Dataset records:
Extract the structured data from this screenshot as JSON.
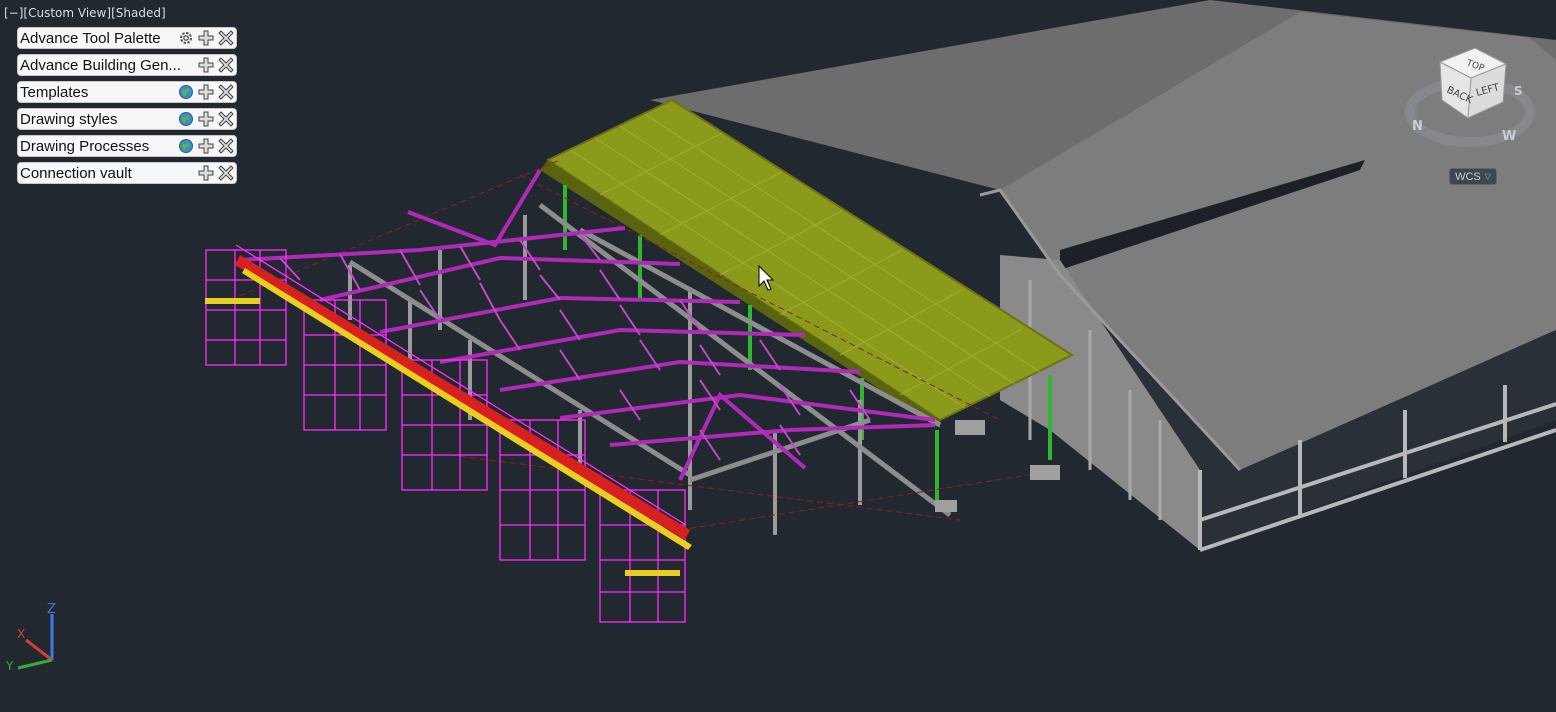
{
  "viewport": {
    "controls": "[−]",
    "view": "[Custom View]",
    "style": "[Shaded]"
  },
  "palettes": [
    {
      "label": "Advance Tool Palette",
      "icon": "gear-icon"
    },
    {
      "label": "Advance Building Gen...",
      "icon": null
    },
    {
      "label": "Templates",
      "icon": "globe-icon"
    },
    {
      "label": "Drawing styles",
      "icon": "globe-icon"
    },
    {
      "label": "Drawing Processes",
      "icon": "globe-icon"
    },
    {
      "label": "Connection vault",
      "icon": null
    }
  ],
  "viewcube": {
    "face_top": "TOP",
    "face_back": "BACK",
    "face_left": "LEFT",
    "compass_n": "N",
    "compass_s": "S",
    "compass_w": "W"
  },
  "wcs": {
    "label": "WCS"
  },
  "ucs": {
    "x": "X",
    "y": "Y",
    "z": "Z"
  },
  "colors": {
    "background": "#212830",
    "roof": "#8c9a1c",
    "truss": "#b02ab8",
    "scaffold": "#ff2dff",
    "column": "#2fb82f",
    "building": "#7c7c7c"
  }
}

## [JOB]
Pull out each line of the listing that holds the string "Advance".

## [FINAL ANSWER]
      "label": "Advance Tool Palette",
      "label": "Advance Building Gen...",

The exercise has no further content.